## Problem description
Extract the records below word for word and ignore the images.

Excerpt from a dataset
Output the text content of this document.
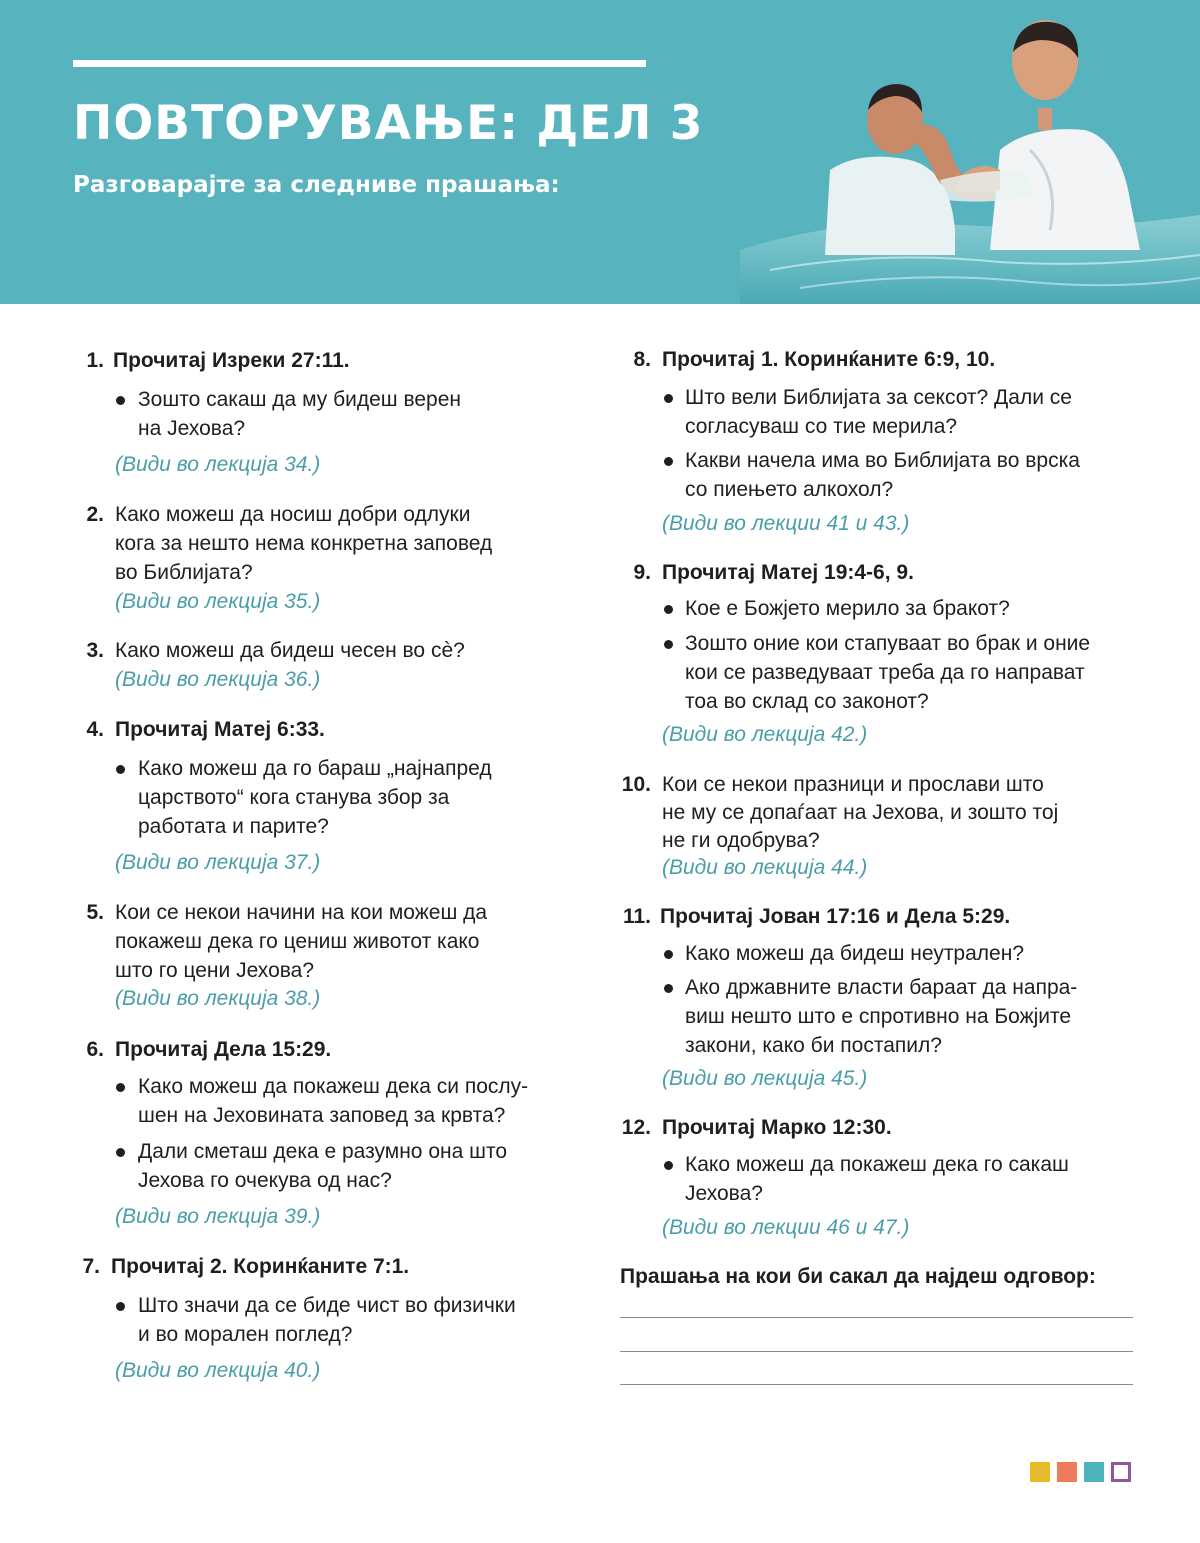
ПОВТОРУВАЊЕ: ДЕЛ 3
Разговарајте за следниве прашања:
1. Прочитај Изреки 27:11.
Зошто сакаш да му бидеш верен
на Јехова?
(Види во лекција 34.)
2. Како можеш да носиш добри одлуки
кога за нешто нема конкретна заповед
во Библијата?
(Види во лекција 35.)
3. Како можеш да бидеш чесен во сè?
(Види во лекција 36.)
4. Прочитај Матеј 6:33.
Како можеш да го бараш „најнапред
царството“ кога станува збор за
работата и парите?
(Види во лекција 37.)
5. Кои се некои начини на кои можеш да
покажеш дека го цениш животот како
што го цени Јехова?
(Види во лекција 38.)
6. Прочитај Дела 15:29.
Како можеш да покажеш дека си послу-
шен на Јеховината заповед за крвта?
Дали сметаш дека е разумно она што
Јехова го очекува од нас?
(Види во лекција 39.)
7. Прочитај 2. Коринќаните 7:1.
Што значи да се биде чист во физички
и во морален поглед?
(Види во лекција 40.)
8. Прочитај 1. Коринќаните 6:9, 10.
Што вели Библијата за сексот? Дали се
согласуваш со тие мерила?
Какви начела има во Библијата во врска
со пиењето алкохол?
(Види во лекции 41 и 43.)
9. Прочитај Матеј 19:4-6, 9.
Кое е Божјето мерило за бракот?
Зошто оние кои стапуваат во брак и оние
кои се разведуваат треба да го направат
тоа во склад со законот?
(Види во лекција 42.)
10. Кои се некои празници и прослави што
не му се допаѓаат на Јехова, и зошто тој
не ги одобрува?
(Види во лекција 44.)
11. Прочитај Јован 17:16 и Дела 5:29.
Како можеш да бидеш неутрален?
Ако државните власти бараат да напра-
виш нешто што е спротивно на Божјите
закони, како би постапил?
(Види во лекција 45.)
12. Прочитај Марко 12:30.
Како можеш да покажеш дека го сакаш
Јехова?
(Види во лекции 46 и 47.)
Прашања на кои би сакал да најдеш одговор:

## Reply to the task
Output the text content of this document.
ПОВТОРУВАЊЕ: ДЕЛ 3
Разговарајте за следниве прашања:
1. Прочитај Изреки 27:11.
Зошто сакаш да му бидеш верен
на Јехова?
(Види во лекција 34.)
2. Како можеш да носиш добри одлуки
кога за нешто нема конкретна заповед
во Библијата?
(Види во лекција 35.)
3. Како можеш да бидеш чесен во сè?
(Види во лекција 36.)
4. Прочитај Матеј 6:33.
Како можеш да го бараш „најнапред
царството“ кога станува збор за
работата и парите?
(Види во лекција 37.)
5. Кои се некои начини на кои можеш да
покажеш дека го цениш животот како
што го цени Јехова?
(Види во лекција 38.)
6. Прочитај Дела 15:29.
Како можеш да покажеш дека си послу-
шен на Јеховината заповед за крвта?
Дали сметаш дека е разумно она што
Јехова го очекува од нас?
(Види во лекција 39.)
7. Прочитај 2. Коринќаните 7:1.
Што значи да се биде чист во физички
и во морален поглед?
(Види во лекција 40.)
8. Прочитај 1. Коринќаните 6:9, 10.
Што вели Библијата за сексот? Дали се
согласуваш со тие мерила?
Какви начела има во Библијата во врска
со пиењето алкохол?
(Види во лекции 41 и 43.)
9. Прочитај Матеј 19:4-6, 9.
Кое е Божјето мерило за бракот?
Зошто оние кои стапуваат во брак и оние
кои се разведуваат треба да го направат
тоа во склад со законот?
(Види во лекција 42.)
10. Кои се некои празници и прослави што
не му се допаѓаат на Јехова, и зошто тој
не ги одобрува?
(Види во лекција 44.)
11. Прочитај Јован 17:16 и Дела 5:29.
Како можеш да бидеш неутрален?
Ако државните власти бараат да напра-
виш нешто што е спротивно на Божјите
закони, како би постапил?
(Види во лекција 45.)
12. Прочитај Марко 12:30.
Како можеш да покажеш дека го сакаш
Јехова?
(Види во лекции 46 и 47.)
Прашања на кои би сакал да најдеш одговор:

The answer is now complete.